* **What you are asked to do**
State how many lines in the listing below include the word "from", and add nothing besides the number.

* **Records for this task**
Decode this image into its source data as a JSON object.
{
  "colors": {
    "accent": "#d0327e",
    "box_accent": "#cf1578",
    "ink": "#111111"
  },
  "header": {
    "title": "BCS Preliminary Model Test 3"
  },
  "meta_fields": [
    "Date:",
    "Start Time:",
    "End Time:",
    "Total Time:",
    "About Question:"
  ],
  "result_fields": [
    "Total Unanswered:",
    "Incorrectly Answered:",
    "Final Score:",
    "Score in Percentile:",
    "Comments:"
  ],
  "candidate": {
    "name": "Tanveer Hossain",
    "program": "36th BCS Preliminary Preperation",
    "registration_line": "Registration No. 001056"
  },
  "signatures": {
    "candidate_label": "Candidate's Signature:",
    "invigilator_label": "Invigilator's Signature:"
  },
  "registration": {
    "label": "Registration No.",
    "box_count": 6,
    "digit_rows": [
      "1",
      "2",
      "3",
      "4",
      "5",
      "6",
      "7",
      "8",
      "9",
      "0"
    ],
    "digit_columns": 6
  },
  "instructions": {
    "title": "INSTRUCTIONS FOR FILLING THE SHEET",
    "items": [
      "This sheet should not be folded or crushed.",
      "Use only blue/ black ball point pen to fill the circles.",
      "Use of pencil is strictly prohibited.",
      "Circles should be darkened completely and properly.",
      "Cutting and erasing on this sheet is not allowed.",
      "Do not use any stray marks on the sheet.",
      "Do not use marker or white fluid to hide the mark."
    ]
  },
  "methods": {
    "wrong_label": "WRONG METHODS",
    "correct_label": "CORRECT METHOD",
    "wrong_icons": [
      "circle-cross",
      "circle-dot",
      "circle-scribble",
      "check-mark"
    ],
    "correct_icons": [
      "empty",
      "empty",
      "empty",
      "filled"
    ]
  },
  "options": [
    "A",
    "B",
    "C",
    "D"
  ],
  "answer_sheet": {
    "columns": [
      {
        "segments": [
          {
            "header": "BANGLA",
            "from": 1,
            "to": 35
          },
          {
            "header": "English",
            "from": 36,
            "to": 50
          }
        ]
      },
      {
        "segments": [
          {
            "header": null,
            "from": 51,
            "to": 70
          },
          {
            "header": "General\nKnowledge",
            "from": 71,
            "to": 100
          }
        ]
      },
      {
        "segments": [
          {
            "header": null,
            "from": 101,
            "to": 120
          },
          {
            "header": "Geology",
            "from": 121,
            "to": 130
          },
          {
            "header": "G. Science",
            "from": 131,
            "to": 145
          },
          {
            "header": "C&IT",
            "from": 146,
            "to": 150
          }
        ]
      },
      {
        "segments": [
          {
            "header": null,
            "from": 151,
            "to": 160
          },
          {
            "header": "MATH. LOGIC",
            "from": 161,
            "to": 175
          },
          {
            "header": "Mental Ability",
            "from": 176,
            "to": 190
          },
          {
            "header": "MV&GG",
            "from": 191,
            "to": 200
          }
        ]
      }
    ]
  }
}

* **Answer to this exercise**
12